● **Task objective**
Pull every line containing "AVENUE" from the entries.

☆ ☆ ☆ ☆

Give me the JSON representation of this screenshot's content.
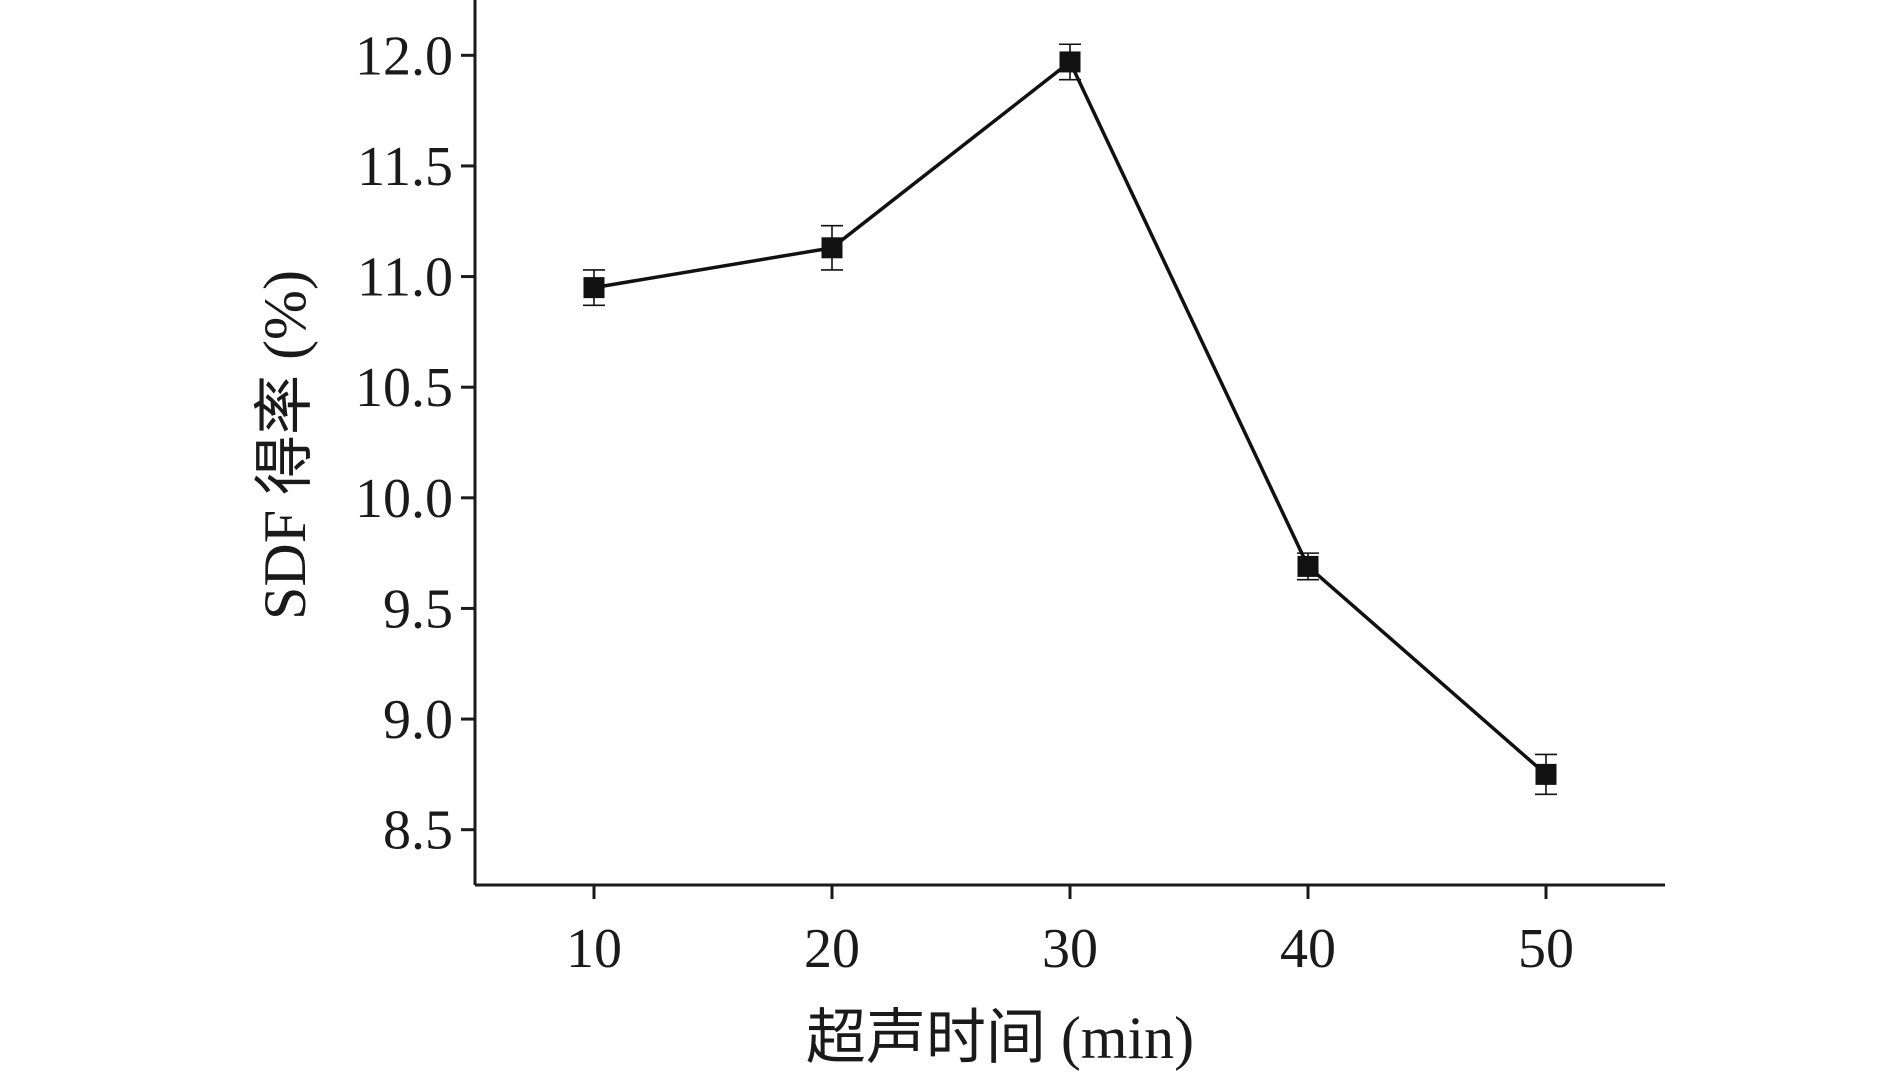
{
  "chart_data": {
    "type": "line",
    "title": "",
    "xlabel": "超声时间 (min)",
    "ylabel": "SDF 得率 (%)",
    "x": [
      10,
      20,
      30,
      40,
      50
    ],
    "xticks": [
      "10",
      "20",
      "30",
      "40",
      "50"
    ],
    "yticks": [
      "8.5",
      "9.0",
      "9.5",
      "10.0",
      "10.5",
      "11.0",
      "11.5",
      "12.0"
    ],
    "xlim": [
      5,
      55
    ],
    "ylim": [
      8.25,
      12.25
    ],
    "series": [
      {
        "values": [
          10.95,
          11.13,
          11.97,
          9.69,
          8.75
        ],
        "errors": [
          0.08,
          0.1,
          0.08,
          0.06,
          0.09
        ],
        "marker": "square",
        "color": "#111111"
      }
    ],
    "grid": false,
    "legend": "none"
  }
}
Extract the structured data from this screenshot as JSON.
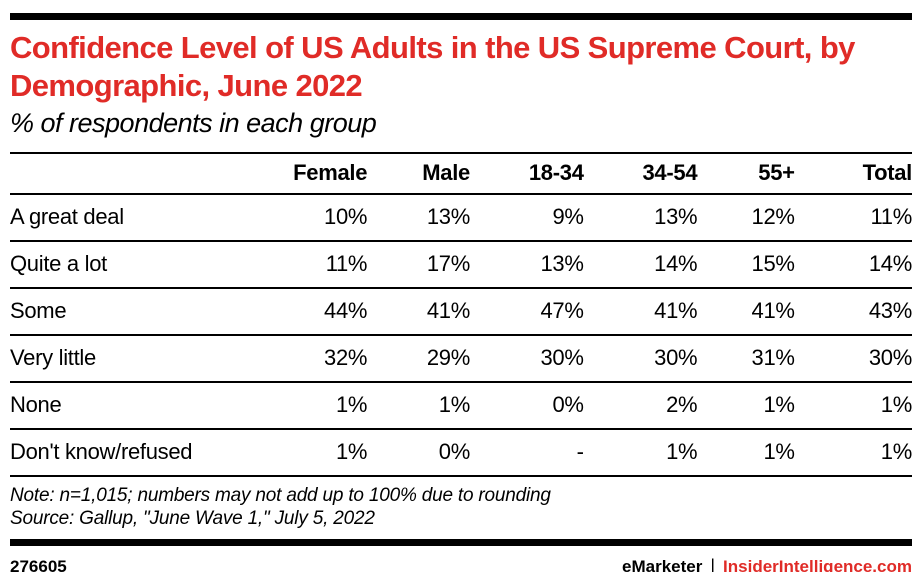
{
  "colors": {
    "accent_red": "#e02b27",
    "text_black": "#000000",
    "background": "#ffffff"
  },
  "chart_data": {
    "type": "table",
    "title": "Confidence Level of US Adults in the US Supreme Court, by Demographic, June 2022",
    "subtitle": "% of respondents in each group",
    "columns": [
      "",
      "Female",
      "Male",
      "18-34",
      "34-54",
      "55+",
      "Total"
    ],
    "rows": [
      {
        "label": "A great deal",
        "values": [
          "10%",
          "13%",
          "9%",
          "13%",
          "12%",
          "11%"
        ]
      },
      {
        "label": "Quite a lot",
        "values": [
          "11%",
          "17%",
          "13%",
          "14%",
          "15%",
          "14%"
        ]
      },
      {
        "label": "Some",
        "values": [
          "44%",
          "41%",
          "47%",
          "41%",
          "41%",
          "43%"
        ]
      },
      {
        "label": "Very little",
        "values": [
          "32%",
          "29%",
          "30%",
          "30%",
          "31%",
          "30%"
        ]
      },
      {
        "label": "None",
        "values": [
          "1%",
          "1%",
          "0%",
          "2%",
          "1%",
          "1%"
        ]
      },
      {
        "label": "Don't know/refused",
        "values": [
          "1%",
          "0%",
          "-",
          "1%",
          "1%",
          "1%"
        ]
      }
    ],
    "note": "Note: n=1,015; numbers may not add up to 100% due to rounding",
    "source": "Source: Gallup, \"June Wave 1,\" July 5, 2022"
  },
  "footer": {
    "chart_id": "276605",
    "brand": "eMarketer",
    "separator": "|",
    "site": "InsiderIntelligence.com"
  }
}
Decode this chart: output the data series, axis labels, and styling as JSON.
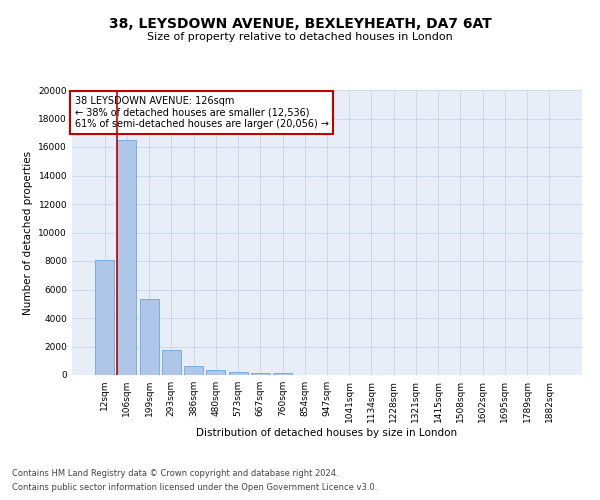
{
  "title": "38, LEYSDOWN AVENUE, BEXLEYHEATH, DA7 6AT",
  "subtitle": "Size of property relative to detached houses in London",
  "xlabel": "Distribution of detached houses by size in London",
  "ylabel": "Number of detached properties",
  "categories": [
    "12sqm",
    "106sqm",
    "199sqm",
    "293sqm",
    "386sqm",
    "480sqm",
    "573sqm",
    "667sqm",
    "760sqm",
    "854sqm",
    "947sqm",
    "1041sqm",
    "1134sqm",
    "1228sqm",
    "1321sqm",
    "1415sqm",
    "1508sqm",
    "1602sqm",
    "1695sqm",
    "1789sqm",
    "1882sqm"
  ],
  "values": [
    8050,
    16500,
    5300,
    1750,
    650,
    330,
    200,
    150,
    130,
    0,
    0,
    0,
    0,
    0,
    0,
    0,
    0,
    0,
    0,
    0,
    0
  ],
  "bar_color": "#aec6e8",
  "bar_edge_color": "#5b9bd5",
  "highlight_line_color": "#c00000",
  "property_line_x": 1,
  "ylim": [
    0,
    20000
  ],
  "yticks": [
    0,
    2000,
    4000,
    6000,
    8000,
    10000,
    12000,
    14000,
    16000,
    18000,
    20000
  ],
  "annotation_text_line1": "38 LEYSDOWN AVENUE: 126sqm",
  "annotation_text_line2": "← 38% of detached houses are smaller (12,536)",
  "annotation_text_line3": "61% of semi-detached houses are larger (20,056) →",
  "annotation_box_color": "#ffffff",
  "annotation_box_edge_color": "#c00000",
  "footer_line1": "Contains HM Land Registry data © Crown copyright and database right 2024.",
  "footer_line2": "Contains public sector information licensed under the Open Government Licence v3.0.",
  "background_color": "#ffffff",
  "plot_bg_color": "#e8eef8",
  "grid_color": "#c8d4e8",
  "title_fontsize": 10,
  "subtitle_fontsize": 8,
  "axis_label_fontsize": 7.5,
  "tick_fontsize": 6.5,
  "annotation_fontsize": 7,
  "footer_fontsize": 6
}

☆ ☆ ☆ ☆

● **Result of this task**
  "title": "38, LEYSDOWN AVENUE, BEXLEYHEATH, DA7 6AT",
  "annotation_text_line1": "38 LEYSDOWN AVENUE: 126sqm",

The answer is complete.